WHAT THIS TASK INVOLVES —
Using the data beneath, show every line that includes the word "entry".

GIVEN DATA —
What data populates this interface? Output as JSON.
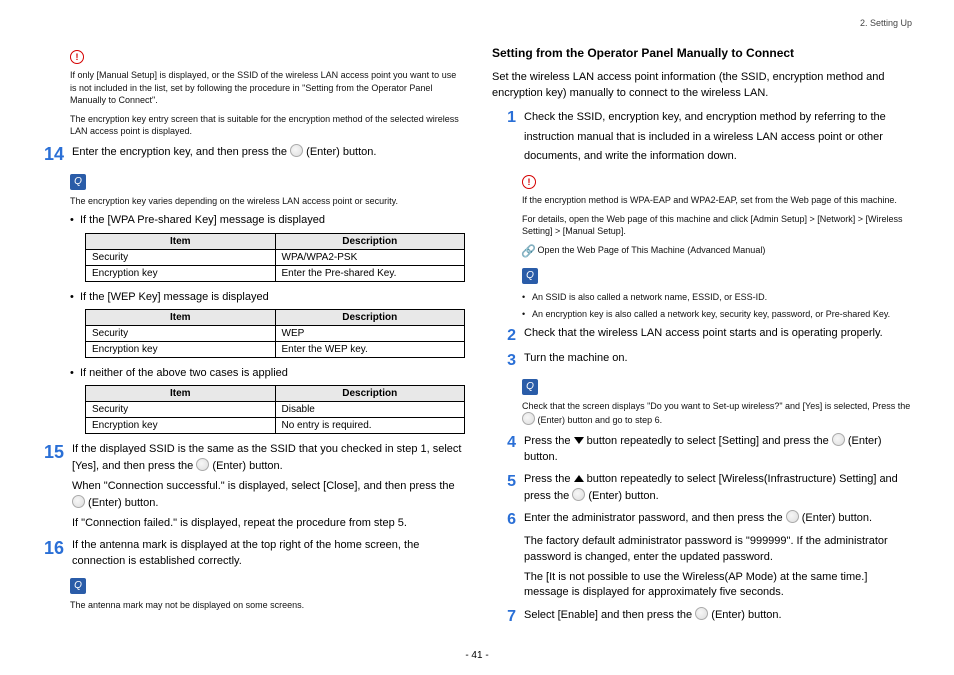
{
  "header": {
    "chapter": "2. Setting Up"
  },
  "page_number": "- 41 -",
  "left": {
    "warn1": {
      "lines": [
        "If only [Manual Setup] is displayed, or the SSID of the wireless LAN access point you want to use is not included in the list, set by following the procedure in \"Setting from the Operator Panel Manually to Connect\".",
        "The encryption key entry screen that is suitable for the encryption method of the selected wireless LAN access point is displayed."
      ]
    },
    "step14": {
      "num": "14",
      "text_a": "Enter the encryption key, and then press the ",
      "text_b": " (Enter) button."
    },
    "note14": "The encryption key varies depending on the wireless LAN access point or security.",
    "bullet_wpa": "If the [WPA Pre-shared Key] message is displayed",
    "bullet_wep": "If the [WEP Key] message is displayed",
    "bullet_none": "If neither of the above two cases is applied",
    "table_headers": {
      "item": "Item",
      "desc": "Description"
    },
    "table_wpa": [
      {
        "item": "Security",
        "desc": "WPA/WPA2-PSK"
      },
      {
        "item": "Encryption key",
        "desc": "Enter the Pre-shared Key."
      }
    ],
    "table_wep": [
      {
        "item": "Security",
        "desc": "WEP"
      },
      {
        "item": "Encryption key",
        "desc": "Enter the WEP key."
      }
    ],
    "table_none": [
      {
        "item": "Security",
        "desc": "Disable"
      },
      {
        "item": "Encryption key",
        "desc": "No entry is required."
      }
    ],
    "step15": {
      "num": "15",
      "line1a": "If the displayed SSID is the same as the SSID that you checked in step 1, select [Yes], and then press the ",
      "line1b": " (Enter) button.",
      "line2a": "When \"Connection successful.\" is displayed, select [Close], and then press the ",
      "line2b": " (Enter) button.",
      "line3": "If \"Connection failed.\" is displayed, repeat the procedure from step 5."
    },
    "step16": {
      "num": "16",
      "text": "If the antenna mark is displayed at the top right of the home screen, the connection is established correctly."
    },
    "note16": "The antenna mark may not be displayed on some screens."
  },
  "right": {
    "heading": "Setting from the Operator Panel Manually to Connect",
    "intro": "Set the wireless LAN access point information (the SSID, encryption method and encryption key) manually to connect to the wireless LAN.",
    "step1": {
      "num": "1",
      "text": "Check the SSID, encryption key, and encryption method by referring to the instruction manual that is included in a wireless LAN access point or other documents, and write the information down."
    },
    "warn1": {
      "lines": [
        "If the encryption method is WPA-EAP and WPA2-EAP, set from the Web page of this machine.",
        "For details, open the Web page of this machine and click [Admin Setup] > [Network] > [Wireless Setting] > [Manual Setup]."
      ]
    },
    "link1": "Open the Web Page of This Machine (Advanced Manual)",
    "note1": {
      "b1": "An SSID is also called a network name, ESSID, or ESS-ID.",
      "b2": "An encryption key is also called a network key, security key, password, or Pre-shared Key."
    },
    "step2": {
      "num": "2",
      "text": "Check that the wireless LAN access point starts and is operating properly."
    },
    "step3": {
      "num": "3",
      "text": "Turn the machine on."
    },
    "note3a": "Check that the screen displays \"Do you want to Set-up wireless?\" and [Yes] is selected, Press the ",
    "note3b": " (Enter) button and go to step 6.",
    "step4": {
      "num": "4",
      "a": "Press the ",
      "b": " button repeatedly to select [Setting] and press the ",
      "c": " (Enter) button."
    },
    "step5": {
      "num": "5",
      "a": "Press the ",
      "b": " button repeatedly to select [Wireless(Infrastructure) Setting] and press the ",
      "c": " (Enter) button."
    },
    "step6": {
      "num": "6",
      "a": "Enter the administrator password, and then press the ",
      "b": " (Enter) button.",
      "sub1": "The factory default administrator password is \"999999\". If the administrator password is changed, enter the updated password.",
      "sub2": "The [It is not possible to use the Wireless(AP Mode) at the same time.] message is displayed for approximately five seconds."
    },
    "step7": {
      "num": "7",
      "a": "Select [Enable] and then press the ",
      "b": " (Enter) button."
    }
  }
}
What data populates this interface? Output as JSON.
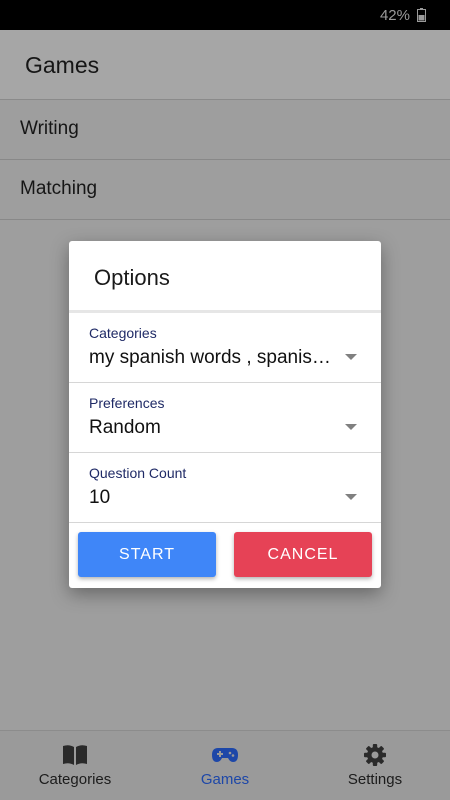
{
  "status_bar": {
    "battery": "42%"
  },
  "header": {
    "title": "Games"
  },
  "games": [
    {
      "label": "Writing"
    },
    {
      "label": "Matching"
    }
  ],
  "dialog": {
    "title": "Options",
    "fields": [
      {
        "label": "Categories",
        "value": "my spanish words , spanish words"
      },
      {
        "label": "Preferences",
        "value": "Random"
      },
      {
        "label": "Question Count",
        "value": "10"
      }
    ],
    "start_label": "START",
    "cancel_label": "CANCEL"
  },
  "bottom_nav": [
    {
      "label": "Categories",
      "icon": "book-icon"
    },
    {
      "label": "Games",
      "icon": "gamepad-icon",
      "active": true
    },
    {
      "label": "Settings",
      "icon": "gear-icon"
    }
  ],
  "colors": {
    "accent": "#1d47a8",
    "start": "#3f86f8",
    "cancel": "#e64256"
  }
}
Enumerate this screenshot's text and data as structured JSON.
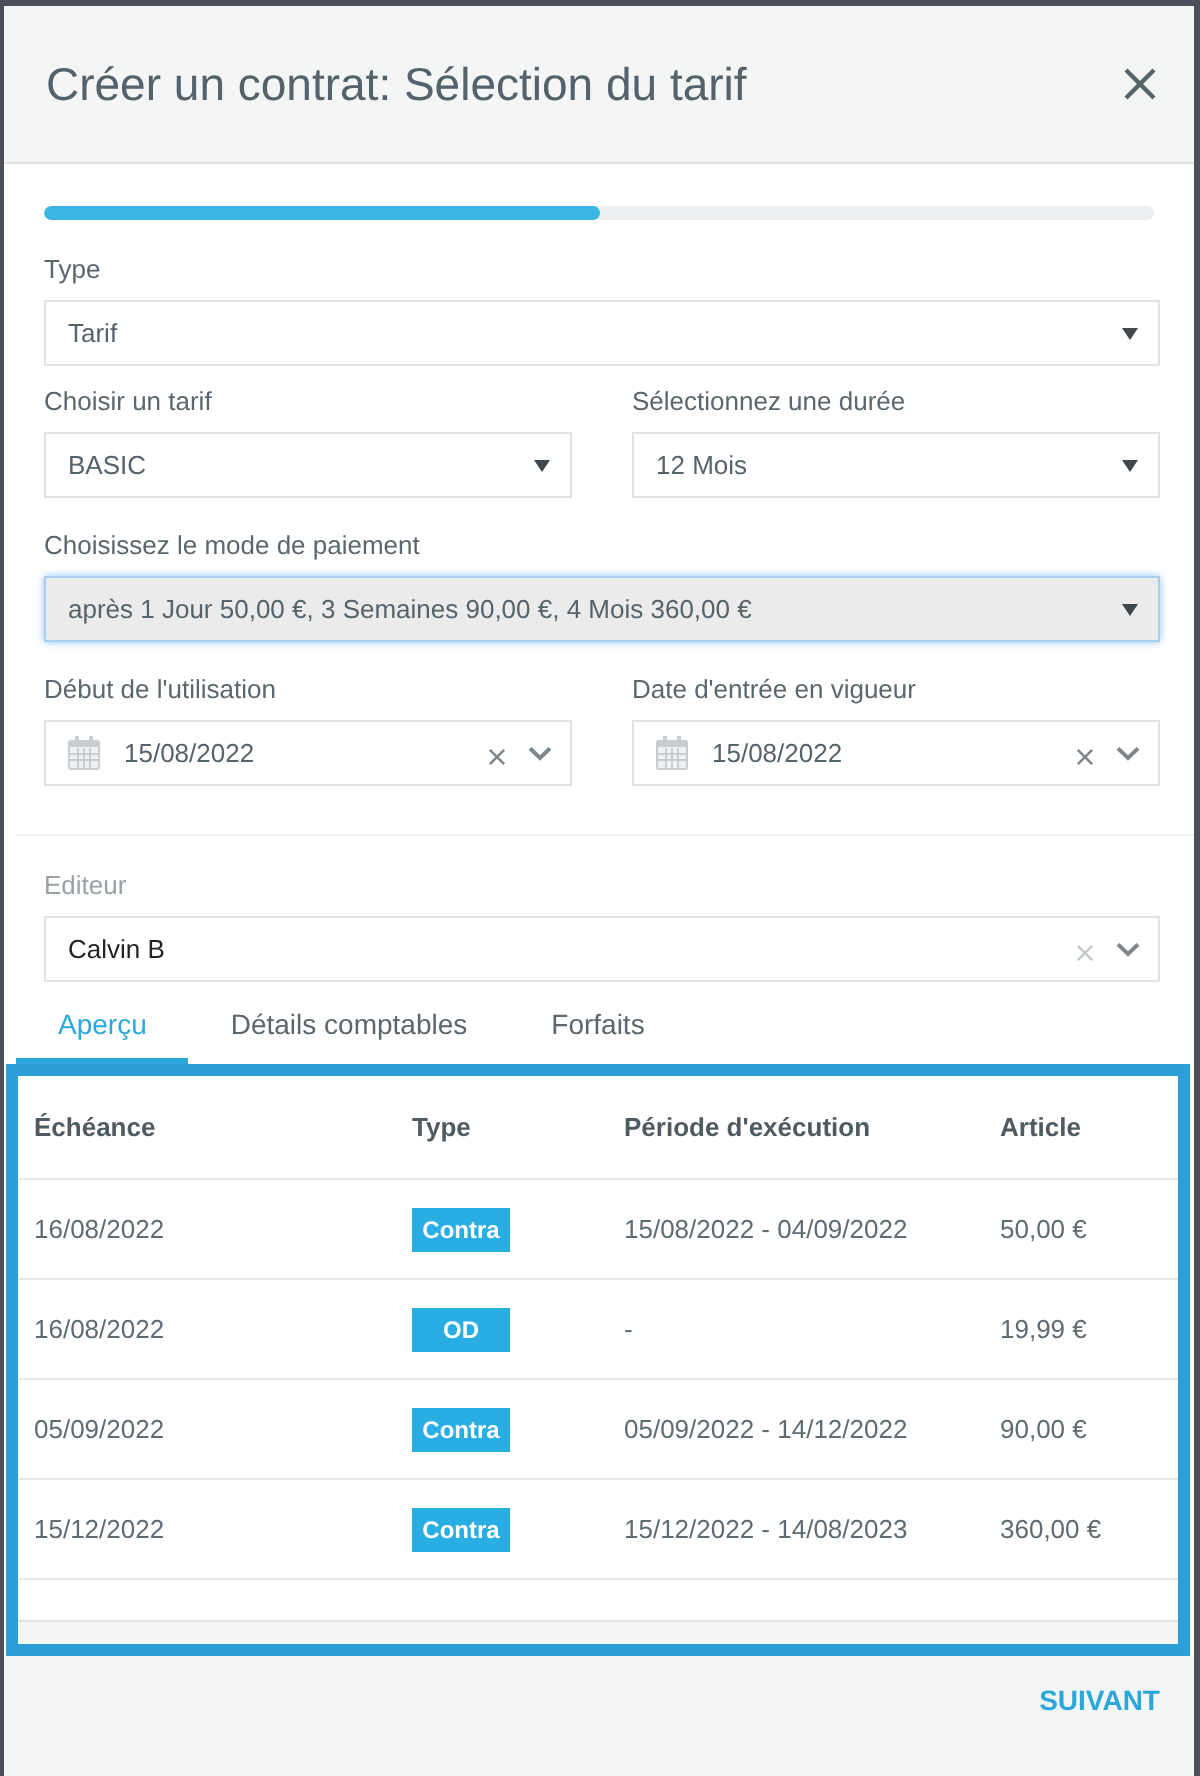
{
  "dialog": {
    "title": "Créer un contrat: Sélection du tarif"
  },
  "progress": {
    "level": 0.5
  },
  "form_sections": [
    {
      "rows": [
        {
          "fields": [
            {
              "kind": "select",
              "label": "Type",
              "value": "Tarif",
              "focused": false
            }
          ]
        },
        {
          "fields": [
            {
              "kind": "select",
              "label": "Choisir un tarif",
              "value": "BASIC",
              "focused": false
            },
            {
              "kind": "select",
              "label": "Sélectionnez une durée",
              "value": "12 Mois",
              "focused": false
            }
          ]
        },
        {
          "fields": [
            {
              "kind": "select",
              "label": "Choisissez le mode de paiement",
              "value": "après 1 Jour 50,00 €, 3 Semaines 90,00 €, 4 Mois 360,00 €",
              "focused": true
            }
          ]
        },
        {
          "fields": [
            {
              "kind": "date",
              "label": "Début de l'utilisation",
              "value": "15/08/2022",
              "focused": false
            },
            {
              "kind": "date",
              "label": "Date d'entrée en vigueur",
              "value": "15/08/2022",
              "focused": false
            }
          ]
        }
      ]
    },
    {
      "rows": [
        {
          "fields": [
            {
              "kind": "combo",
              "label": "Editeur",
              "value": "Calvin B",
              "focused": false
            }
          ]
        }
      ]
    }
  ],
  "tabs": [
    {
      "label": "Aperçu",
      "selected": true
    },
    {
      "label": "Détails comptables",
      "selected": false
    },
    {
      "label": "Forfaits",
      "selected": false
    }
  ],
  "schedule_table": {
    "columns": [
      "Échéance",
      "Type",
      "Période d'exécution",
      "Article"
    ],
    "rows": [
      {
        "due_date": "16/08/2022",
        "type": "Contra",
        "period": "15/08/2022 - 04/09/2022",
        "amount": "50,00 €"
      },
      {
        "due_date": "16/08/2022",
        "type": "OD",
        "period": "-",
        "amount": "19,99 €"
      },
      {
        "due_date": "05/09/2022",
        "type": "Contra",
        "period": "05/09/2022 - 14/12/2022",
        "amount": "90,00 €"
      },
      {
        "due_date": "15/12/2022",
        "type": "Contra",
        "period": "15/12/2022 - 14/08/2023",
        "amount": "360,00 €"
      }
    ]
  },
  "footer": {
    "next_button": "SUIVANT"
  }
}
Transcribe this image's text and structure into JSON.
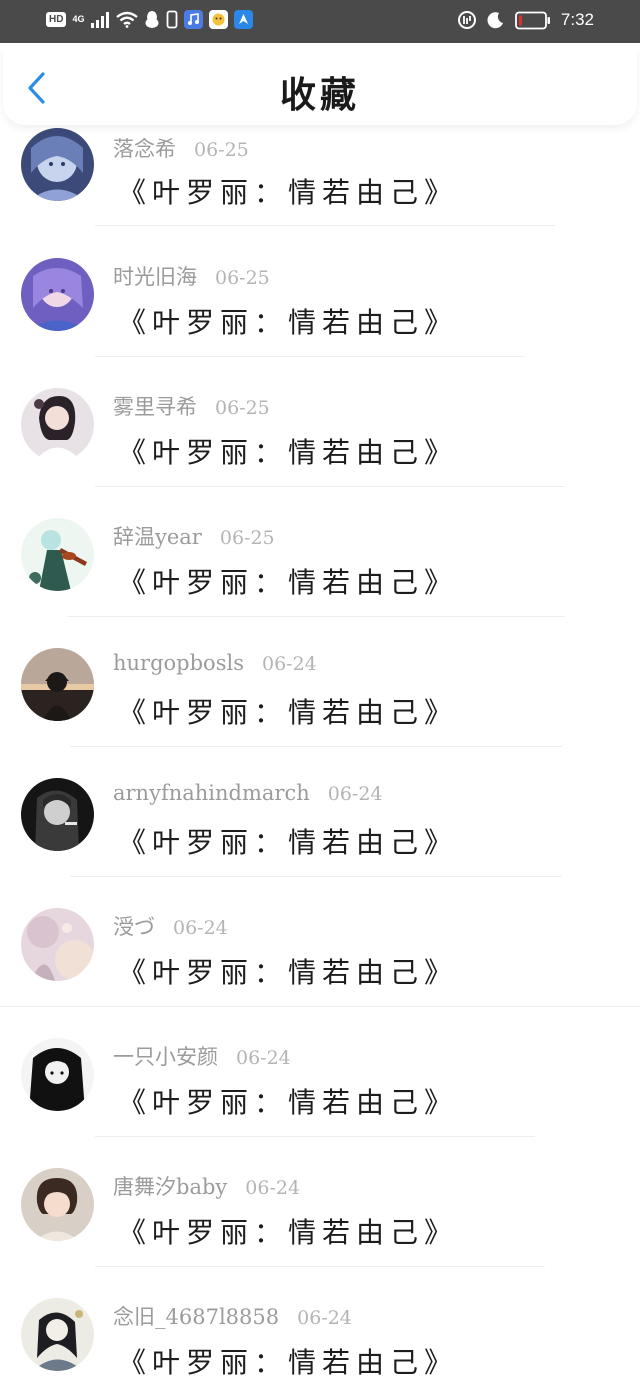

CORRECT ANSWER —
        "The encryption key entry screen that is suitable for the encryption method of the selected wireless LAN access point is displayed."
        "desc": "No entry is required."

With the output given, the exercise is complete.